**Brief**
Go through the data and copy every line exactly, but not the images.

**Entries taken from a collection**
■ ■ ■ ■ ■

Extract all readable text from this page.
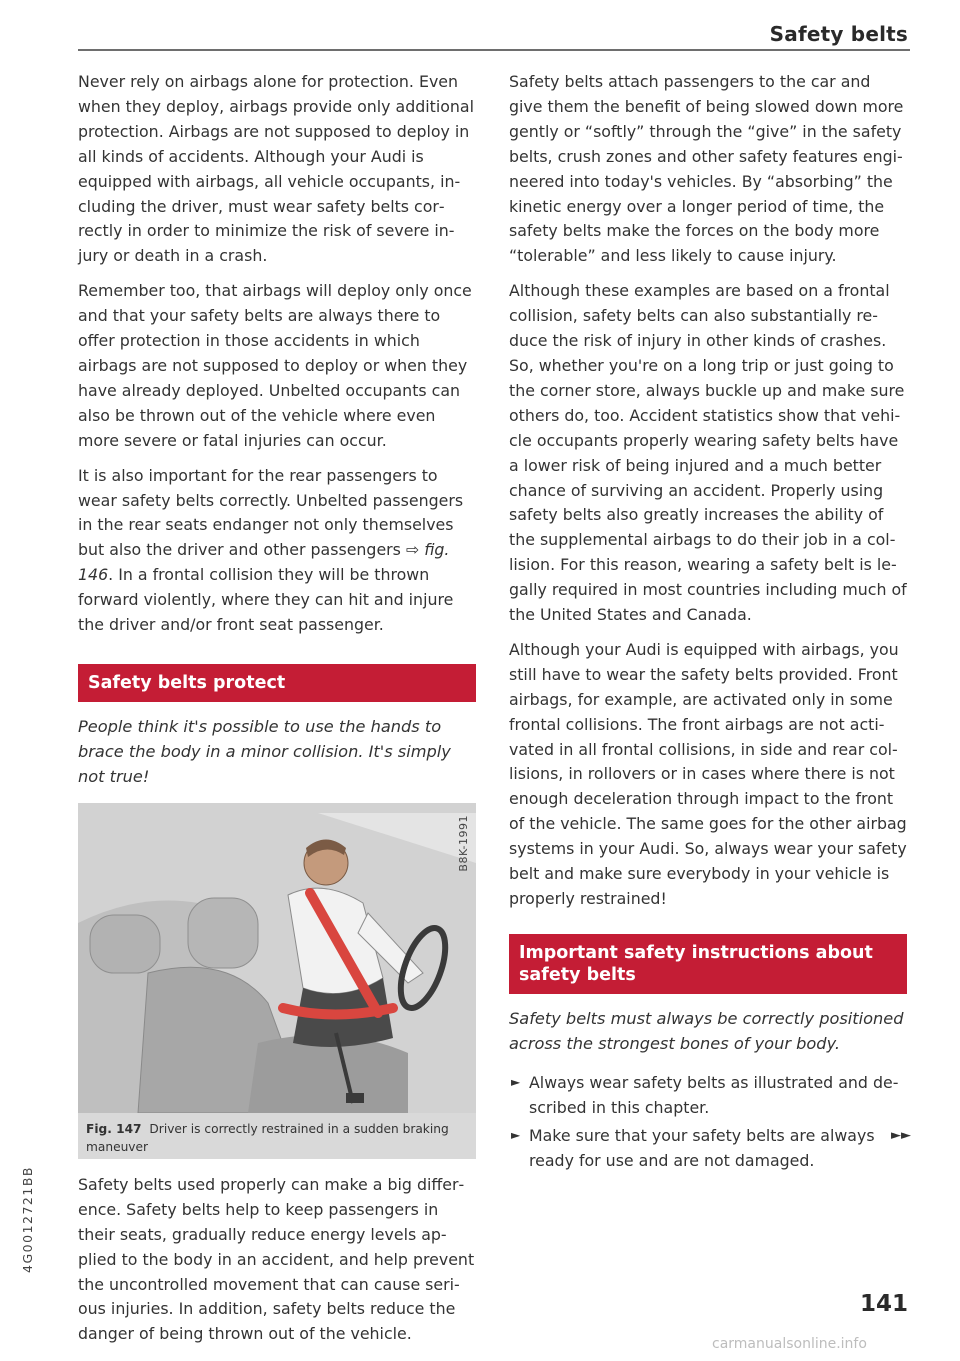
Safety belts

Never rely on airbags alone for protection. Even when they deploy, airbags provide only additional protection. Airbags are not supposed to deploy in all kinds of accidents. Although your Audi is equipped with airbags, all vehicle occupants, including the driver, must wear safety belts correctly in order to minimize the risk of severe injury or death in a crash.

Remember too, that airbags will deploy only once and that your safety belts are always there to offer protection in those accidents in which airbags are not supposed to deploy or when they have already deployed. Unbelted occupants can also be thrown out of the vehicle where even more severe or fatal injuries can occur.

It is also important for the rear passengers to wear safety belts correctly. Unbelted passengers in the rear seats endanger not only themselves but also the driver and other passengers ⇨ fig. 146. In a frontal collision they will be thrown forward violently, where they can hit and injure the driver and/or front seat passenger.

Safety belts protect

People think it's possible to use the hands to brace the body in a minor collision. It's simply not true!

B8K-1991
Fig. 147 Driver is correctly restrained in a sudden braking maneuver

Safety belts used properly can make a big difference. Safety belts help to keep passengers in their seats, gradually reduce energy levels applied to the body in an accident, and help prevent the uncontrolled movement that can cause serious injuries. In addition, safety belts reduce the danger of being thrown out of the vehicle.

Safety belts attach passengers to the car and give them the benefit of being slowed down more gently or “softly” through the “give” in the safety belts, crush zones and other safety features engineered into today's vehicles. By “absorbing” the kinetic energy over a longer period of time, the safety belts make the forces on the body more “tolerable” and less likely to cause injury.

Although these examples are based on a frontal collision, safety belts can also substantially reduce the risk of injury in other kinds of crashes. So, whether you're on a long trip or just going to the corner store, always buckle up and make sure others do, too. Accident statistics show that vehicle occupants properly wearing safety belts have a lower risk of being injured and a much better chance of surviving an accident. Properly using safety belts also greatly increases the ability of the supplemental airbags to do their job in a collision. For this reason, wearing a safety belt is legally required in most countries including much of the United States and Canada.

Although your Audi is equipped with airbags, you still have to wear the safety belts provided. Front airbags, for example, are activated only in some frontal collisions. The front airbags are not activated in all frontal collisions, in side and rear collisions, in rollovers or in cases where there is not enough deceleration through impact to the front of the vehicle. The same goes for the other airbag systems in your Audi. So, always wear your safety belt and make sure everybody in your vehicle is properly restrained!

Important safety instructions about safety belts

Safety belts must always be correctly positioned across the strongest bones of your body.

► Always wear safety belts as illustrated and described in this chapter.
► Make sure that your safety belts are always ready for use and are not damaged.
►►
141
4G0012721BB
carmanualsonline.info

■ ■ ■ ■ ■

**The solution**
Extract all readable text from this page.
Safety belts

Never rely on airbags alone for protection. Even when they deploy, airbags provide only additional protection. Airbags are not supposed to deploy in all kinds of accidents. Although your Audi is equipped with airbags, all vehicle occupants, including the driver, must wear safety belts correctly in order to minimize the risk of severe injury or death in a crash.

Remember too, that airbags will deploy only once and that your safety belts are always there to offer protection in those accidents in which airbags are not supposed to deploy or when they have already deployed. Unbelted occupants can also be thrown out of the vehicle where even more severe or fatal injuries can occur.

It is also important for the rear passengers to wear safety belts correctly. Unbelted passengers in the rear seats endanger not only themselves but also the driver and other passengers ⇨ fig. 146. In a frontal collision they will be thrown forward violently, where they can hit and injure the driver and/or front seat passenger.

Safety belts protect

People think it's possible to use the hands to brace the body in a minor collision. It's simply not true!

B8K-1991
Fig. 147 Driver is correctly restrained in a sudden braking maneuver

Safety belts used properly can make a big difference. Safety belts help to keep passengers in their seats, gradually reduce energy levels applied to the body in an accident, and help prevent the uncontrolled movement that can cause serious injuries. In addition, safety belts reduce the danger of being thrown out of the vehicle.

Safety belts attach passengers to the car and give them the benefit of being slowed down more gently or “softly” through the “give” in the safety belts, crush zones and other safety features engineered into today's vehicles. By “absorbing” the kinetic energy over a longer period of time, the safety belts make the forces on the body more “tolerable” and less likely to cause injury.

Although these examples are based on a frontal collision, safety belts can also substantially reduce the risk of injury in other kinds of crashes. So, whether you're on a long trip or just going to the corner store, always buckle up and make sure others do, too. Accident statistics show that vehicle occupants properly wearing safety belts have a lower risk of being injured and a much better chance of surviving an accident. Properly using safety belts also greatly increases the ability of the supplemental airbags to do their job in a collision. For this reason, wearing a safety belt is legally required in most countries including much of the United States and Canada.

Although your Audi is equipped with airbags, you still have to wear the safety belts provided. Front airbags, for example, are activated only in some frontal collisions. The front airbags are not activated in all frontal collisions, in side and rear collisions, in rollovers or in cases where there is not enough deceleration through impact to the front of the vehicle. The same goes for the other airbag systems in your Audi. So, always wear your safety belt and make sure everybody in your vehicle is properly restrained!

Important safety instructions about safety belts

Safety belts must always be correctly positioned across the strongest bones of your body.

► Always wear safety belts as illustrated and described in this chapter.
► Make sure that your safety belts are always ready for use and are not damaged.
►►
141
4G0012721BB
carmanualsonline.info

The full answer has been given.